■ SHORT EXERCISE
Track down every line below that holds "pneumoconiosis" and copy it.

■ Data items
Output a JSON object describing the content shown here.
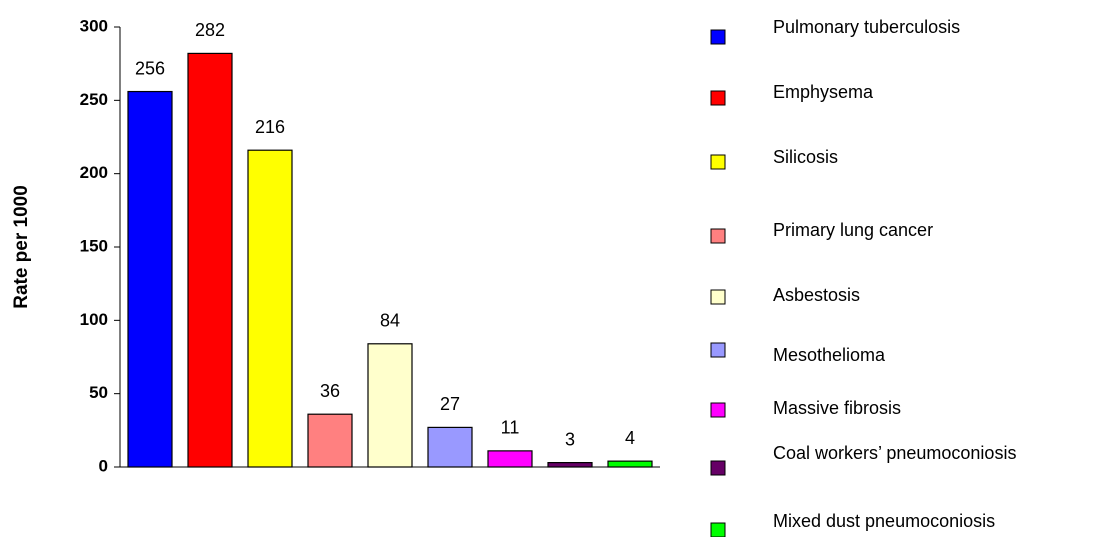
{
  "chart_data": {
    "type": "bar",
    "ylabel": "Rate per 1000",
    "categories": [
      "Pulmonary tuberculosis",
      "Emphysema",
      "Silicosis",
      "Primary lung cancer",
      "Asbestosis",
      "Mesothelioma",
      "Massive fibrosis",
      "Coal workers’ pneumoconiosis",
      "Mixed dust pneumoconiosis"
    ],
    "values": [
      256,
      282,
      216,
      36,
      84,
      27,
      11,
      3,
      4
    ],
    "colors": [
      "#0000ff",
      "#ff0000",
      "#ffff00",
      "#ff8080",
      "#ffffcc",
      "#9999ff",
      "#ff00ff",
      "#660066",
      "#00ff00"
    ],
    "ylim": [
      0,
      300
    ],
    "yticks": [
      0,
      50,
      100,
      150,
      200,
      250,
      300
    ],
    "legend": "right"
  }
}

■ ANSWER TO THE TASK
      "Coal workers’ pneumoconiosis",
      "Mixed dust pneumoconiosis"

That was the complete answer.